Write the records out again, precisely as they stand.

Start of Provided data

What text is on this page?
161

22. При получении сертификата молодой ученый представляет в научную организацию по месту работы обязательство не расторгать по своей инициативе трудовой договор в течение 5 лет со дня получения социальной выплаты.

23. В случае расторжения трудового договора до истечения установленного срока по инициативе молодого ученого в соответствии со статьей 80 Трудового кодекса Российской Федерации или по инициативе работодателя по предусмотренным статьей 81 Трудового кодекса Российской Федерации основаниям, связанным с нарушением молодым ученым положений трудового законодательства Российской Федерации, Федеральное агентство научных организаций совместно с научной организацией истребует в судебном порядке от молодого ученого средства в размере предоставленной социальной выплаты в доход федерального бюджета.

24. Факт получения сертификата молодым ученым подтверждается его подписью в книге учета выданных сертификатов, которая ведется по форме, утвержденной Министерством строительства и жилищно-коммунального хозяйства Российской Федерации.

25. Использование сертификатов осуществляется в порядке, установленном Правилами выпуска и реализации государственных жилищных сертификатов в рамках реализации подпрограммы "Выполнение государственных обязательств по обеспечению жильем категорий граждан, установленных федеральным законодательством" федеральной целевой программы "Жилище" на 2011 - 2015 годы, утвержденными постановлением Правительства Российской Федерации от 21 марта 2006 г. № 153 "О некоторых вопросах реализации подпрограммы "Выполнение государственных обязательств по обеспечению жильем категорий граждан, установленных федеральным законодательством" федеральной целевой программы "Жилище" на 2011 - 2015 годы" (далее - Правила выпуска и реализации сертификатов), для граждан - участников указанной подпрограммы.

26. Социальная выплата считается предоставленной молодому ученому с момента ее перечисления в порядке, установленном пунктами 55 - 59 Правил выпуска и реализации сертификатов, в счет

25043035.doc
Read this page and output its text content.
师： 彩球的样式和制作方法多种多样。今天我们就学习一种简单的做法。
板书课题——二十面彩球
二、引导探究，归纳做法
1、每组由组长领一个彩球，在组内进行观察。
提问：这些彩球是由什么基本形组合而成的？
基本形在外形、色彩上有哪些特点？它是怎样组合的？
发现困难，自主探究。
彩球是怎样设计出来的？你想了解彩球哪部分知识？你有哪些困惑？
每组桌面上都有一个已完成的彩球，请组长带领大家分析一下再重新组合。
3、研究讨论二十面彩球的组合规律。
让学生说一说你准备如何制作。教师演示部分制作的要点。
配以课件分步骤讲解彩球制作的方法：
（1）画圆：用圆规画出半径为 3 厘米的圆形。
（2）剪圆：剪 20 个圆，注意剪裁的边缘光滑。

End of Provided data

§ Task output:
What text is on this page?
161

22. При получении сертификата молодой ученый представляет в научную организацию по месту работы обязательство не расторгать по своей инициативе трудовой договор в течение 5 лет со дня получения социальной выплаты.

23. В случае расторжения трудового договора до истечения установленного срока по инициативе молодого ученого в соответствии со статьей 80 Трудового кодекса Российской Федерации или по инициативе работодателя по предусмотренным статьей 81 Трудового кодекса Российской Федерации основаниям, связанным с нарушением молодым ученым положений трудового законодательства Российской Федерации, Федеральное агентство научных организаций совместно с научной организацией истребует в судебном порядке от молодого ученого средства в размере предоставленной социальной выплаты в доход федерального бюджета.

24. Факт получения сертификата молодым ученым подтверждается его подписью в книге учета выданных сертификатов, которая ведется по форме, утвержденной Министерством строительства и жилищно-коммунального хозяйства Российской Федерации.

25. Использование сертификатов осуществляется в порядке, установленном Правилами выпуска и реализации государственных жилищных сертификатов в рамках реализации подпрограммы "Выполнение государственных обязательств по обеспечению жильем категорий граждан, установленных федеральным законодательством" федеральной целевой программы "Жилище" на 2011 - 2015 годы, утвержденными постановлением Правительства Российской Федерации от 21 марта 2006 г. № 153 "О некоторых вопросах реализации подпрограммы "Выполнение государственных обязательств по обеспечению жильем категорий граждан, установленных федеральным законодательством" федеральной целевой программы "Жилище" на 2011 - 2015 годы" (далее - Правила выпуска и реализации сертификатов), для граждан - участников указанной подпрограммы.

26. Социальная выплата считается предоставленной молодому ученому с момента ее перечисления в порядке, установленном пунктами 55 - 59 Правил выпуска и реализации сертификатов, в счет

25043035.doc
Read this page and output its text content.
师： 彩球的样式和制作方法多种多样。今天我们就学习一种简单的做法。
板书课题——二十面彩球
二、引导探究，归纳做法
1、每组由组长领一个彩球，在组内进行观察。
提问：这些彩球是由什么基本形组合而成的？
基本形在外形、色彩上有哪些特点？它是怎样组合的？
发现困难，自主探究。
彩球是怎样设计出来的？你想了解彩球哪部分知识？你有哪些困惑？
每组桌面上都有一个已完成的彩球，请组长带领大家分析一下再重新组合。
3、研究讨论二十面彩球的组合规律。
让学生说一说你准备如何制作。教师演示部分制作的要点。
配以课件分步骤讲解彩球制作的方法：
（1）画圆：用圆规画出半径为 3 厘米的圆形。
（2）剪圆：剪 20 个圆，注意剪裁的边缘光滑。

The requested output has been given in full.